▶ _EXERCISE BRIEF_
Every entry that follows should be repeated exactly; drop the images.

▶ _DATA_
==*==
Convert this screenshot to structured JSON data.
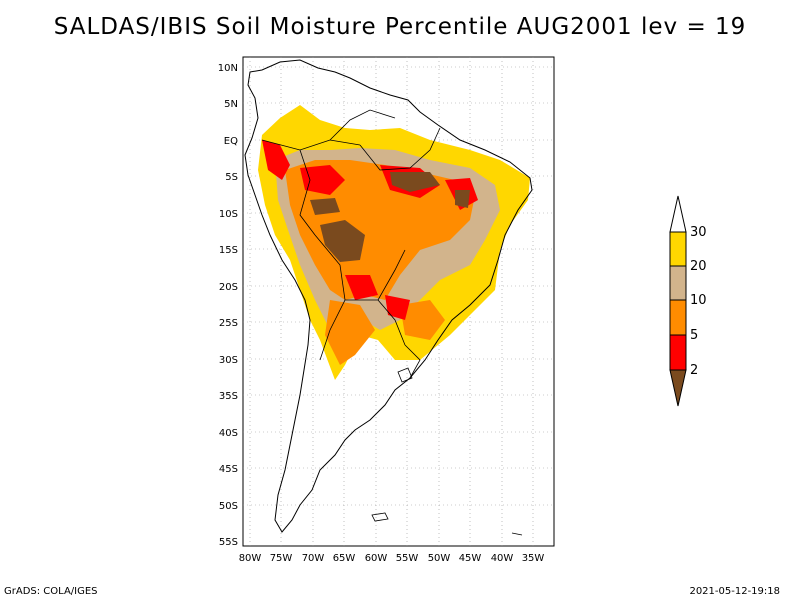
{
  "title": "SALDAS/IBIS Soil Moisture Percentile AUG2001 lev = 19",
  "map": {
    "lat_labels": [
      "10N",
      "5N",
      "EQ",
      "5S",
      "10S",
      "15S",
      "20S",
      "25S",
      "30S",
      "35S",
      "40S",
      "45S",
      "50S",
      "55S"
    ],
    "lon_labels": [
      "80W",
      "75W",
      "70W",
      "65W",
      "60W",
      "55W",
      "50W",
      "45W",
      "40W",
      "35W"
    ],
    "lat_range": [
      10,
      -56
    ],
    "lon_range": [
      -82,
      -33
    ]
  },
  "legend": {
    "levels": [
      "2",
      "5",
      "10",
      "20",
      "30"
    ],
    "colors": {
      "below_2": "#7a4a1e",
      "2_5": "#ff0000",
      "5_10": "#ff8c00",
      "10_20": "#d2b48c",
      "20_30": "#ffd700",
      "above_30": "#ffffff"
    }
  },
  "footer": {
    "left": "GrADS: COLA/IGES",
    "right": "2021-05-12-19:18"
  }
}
==*==
▶ _WRITTEN SOLUTION_
Convert this screenshot to structured JSON data.
{
  "title": "SALDAS/IBIS Soil Moisture Percentile AUG2001 lev = 19",
  "map": {
    "lat_labels": [
      "10N",
      "5N",
      "EQ",
      "5S",
      "10S",
      "15S",
      "20S",
      "25S",
      "30S",
      "35S",
      "40S",
      "45S",
      "50S",
      "55S"
    ],
    "lon_labels": [
      "80W",
      "75W",
      "70W",
      "65W",
      "60W",
      "55W",
      "50W",
      "45W",
      "40W",
      "35W"
    ],
    "lat_range": [
      10,
      -56
    ],
    "lon_range": [
      -82,
      -33
    ]
  },
  "legend": {
    "levels": [
      "2",
      "5",
      "10",
      "20",
      "30"
    ],
    "colors": {
      "below_2": "#7a4a1e",
      "2_5": "#ff0000",
      "5_10": "#ff8c00",
      "10_20": "#d2b48c",
      "20_30": "#ffd700",
      "above_30": "#ffffff"
    }
  },
  "footer": {
    "left": "GrADS: COLA/IGES",
    "right": "2021-05-12-19:18"
  }
}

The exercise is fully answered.